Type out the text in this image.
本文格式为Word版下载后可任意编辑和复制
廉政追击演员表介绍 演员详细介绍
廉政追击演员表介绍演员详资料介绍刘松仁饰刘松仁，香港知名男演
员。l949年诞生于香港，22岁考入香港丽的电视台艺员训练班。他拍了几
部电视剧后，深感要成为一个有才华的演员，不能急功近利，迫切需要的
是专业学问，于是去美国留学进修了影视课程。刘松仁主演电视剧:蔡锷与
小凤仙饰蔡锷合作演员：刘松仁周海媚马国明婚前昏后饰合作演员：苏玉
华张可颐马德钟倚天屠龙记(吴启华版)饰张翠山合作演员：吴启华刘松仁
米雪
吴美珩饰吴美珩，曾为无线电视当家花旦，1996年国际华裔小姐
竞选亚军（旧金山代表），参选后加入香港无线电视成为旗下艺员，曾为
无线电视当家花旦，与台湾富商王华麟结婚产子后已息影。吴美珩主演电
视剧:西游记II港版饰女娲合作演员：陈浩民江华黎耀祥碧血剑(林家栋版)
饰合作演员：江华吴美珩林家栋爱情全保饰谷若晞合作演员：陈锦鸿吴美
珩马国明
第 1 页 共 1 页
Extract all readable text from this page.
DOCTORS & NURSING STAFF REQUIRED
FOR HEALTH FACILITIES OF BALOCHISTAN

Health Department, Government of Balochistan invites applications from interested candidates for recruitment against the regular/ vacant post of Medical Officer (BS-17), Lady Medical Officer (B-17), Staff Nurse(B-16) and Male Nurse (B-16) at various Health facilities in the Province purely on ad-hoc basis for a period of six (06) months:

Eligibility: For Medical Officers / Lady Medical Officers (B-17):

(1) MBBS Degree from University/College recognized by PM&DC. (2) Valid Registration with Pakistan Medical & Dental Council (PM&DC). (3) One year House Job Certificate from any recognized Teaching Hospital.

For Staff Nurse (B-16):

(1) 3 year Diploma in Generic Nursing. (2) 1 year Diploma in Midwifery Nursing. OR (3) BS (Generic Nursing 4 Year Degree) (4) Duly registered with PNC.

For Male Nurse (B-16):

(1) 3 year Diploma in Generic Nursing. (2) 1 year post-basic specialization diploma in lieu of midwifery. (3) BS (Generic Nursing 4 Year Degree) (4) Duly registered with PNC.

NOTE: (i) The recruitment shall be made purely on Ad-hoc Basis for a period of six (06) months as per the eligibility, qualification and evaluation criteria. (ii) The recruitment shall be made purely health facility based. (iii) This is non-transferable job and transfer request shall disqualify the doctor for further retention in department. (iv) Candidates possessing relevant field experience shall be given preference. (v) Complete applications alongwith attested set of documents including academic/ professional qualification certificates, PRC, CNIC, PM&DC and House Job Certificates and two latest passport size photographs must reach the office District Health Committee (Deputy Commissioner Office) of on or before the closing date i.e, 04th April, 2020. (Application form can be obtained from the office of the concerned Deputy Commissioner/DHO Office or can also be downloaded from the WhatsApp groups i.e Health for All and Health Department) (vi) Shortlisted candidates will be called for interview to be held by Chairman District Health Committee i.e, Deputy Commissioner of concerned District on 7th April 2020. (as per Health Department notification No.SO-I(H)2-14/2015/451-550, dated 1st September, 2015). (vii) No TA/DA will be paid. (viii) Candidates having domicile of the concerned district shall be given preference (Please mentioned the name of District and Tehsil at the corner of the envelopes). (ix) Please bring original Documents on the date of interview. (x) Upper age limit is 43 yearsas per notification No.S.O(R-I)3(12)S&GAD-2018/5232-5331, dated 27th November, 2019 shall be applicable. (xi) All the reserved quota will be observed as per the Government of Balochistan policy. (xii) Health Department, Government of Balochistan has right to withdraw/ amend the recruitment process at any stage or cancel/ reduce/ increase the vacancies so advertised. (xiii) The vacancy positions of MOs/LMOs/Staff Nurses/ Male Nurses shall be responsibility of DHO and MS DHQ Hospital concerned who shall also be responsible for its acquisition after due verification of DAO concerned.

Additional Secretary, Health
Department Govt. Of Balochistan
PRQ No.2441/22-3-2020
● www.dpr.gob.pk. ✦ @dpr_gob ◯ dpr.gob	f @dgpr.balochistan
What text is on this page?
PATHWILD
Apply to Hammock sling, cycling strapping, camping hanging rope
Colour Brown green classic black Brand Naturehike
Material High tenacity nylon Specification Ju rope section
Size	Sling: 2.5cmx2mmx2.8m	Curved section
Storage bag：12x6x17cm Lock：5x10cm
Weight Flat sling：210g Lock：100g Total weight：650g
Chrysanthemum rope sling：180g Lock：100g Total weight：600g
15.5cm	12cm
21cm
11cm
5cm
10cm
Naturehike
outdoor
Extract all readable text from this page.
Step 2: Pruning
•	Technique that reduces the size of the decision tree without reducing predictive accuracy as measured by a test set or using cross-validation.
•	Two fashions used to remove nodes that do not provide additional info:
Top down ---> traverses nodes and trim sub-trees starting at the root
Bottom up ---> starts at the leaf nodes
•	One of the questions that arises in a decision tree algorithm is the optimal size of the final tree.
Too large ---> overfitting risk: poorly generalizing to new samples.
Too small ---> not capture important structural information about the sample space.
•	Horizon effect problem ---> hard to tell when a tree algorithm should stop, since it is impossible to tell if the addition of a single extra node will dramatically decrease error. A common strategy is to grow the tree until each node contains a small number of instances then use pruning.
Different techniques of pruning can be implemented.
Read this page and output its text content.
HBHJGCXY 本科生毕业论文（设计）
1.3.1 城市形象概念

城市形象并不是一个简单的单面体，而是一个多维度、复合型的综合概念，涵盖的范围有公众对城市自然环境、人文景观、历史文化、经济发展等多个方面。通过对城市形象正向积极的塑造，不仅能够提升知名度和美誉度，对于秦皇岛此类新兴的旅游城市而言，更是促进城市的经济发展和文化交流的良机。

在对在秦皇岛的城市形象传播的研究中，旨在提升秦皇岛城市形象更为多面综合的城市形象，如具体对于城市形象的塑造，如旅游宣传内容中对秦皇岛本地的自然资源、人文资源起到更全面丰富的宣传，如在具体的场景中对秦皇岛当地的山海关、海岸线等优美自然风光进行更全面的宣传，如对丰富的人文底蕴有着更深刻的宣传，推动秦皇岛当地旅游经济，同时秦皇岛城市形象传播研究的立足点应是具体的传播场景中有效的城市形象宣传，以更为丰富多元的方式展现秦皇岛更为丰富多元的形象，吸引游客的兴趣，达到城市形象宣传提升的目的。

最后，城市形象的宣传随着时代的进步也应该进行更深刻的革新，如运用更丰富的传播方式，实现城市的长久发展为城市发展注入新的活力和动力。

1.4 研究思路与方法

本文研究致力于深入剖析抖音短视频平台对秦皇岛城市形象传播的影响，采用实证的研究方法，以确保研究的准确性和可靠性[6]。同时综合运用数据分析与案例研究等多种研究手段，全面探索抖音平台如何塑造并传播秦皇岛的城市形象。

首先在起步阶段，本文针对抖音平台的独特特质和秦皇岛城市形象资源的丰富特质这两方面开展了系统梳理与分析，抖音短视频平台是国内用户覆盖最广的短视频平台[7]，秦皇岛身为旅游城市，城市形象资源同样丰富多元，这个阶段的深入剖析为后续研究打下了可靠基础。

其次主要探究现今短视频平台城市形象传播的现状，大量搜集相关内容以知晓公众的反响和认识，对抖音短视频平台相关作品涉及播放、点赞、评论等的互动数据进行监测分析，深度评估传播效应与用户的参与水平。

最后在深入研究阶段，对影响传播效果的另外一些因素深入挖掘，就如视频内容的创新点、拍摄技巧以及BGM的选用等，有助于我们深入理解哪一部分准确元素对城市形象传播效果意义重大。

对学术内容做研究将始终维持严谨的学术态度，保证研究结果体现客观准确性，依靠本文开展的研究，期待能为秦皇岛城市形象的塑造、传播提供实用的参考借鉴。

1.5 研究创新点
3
---
◆ **Written request**
Copy every line of the records above that holds the word "Total".

◆ **Result of the task**
Weight Flat sling：210g Lock：100g Total weight：650g
Chrysanthemum rope sling：180g Lock：100g Total weight：600g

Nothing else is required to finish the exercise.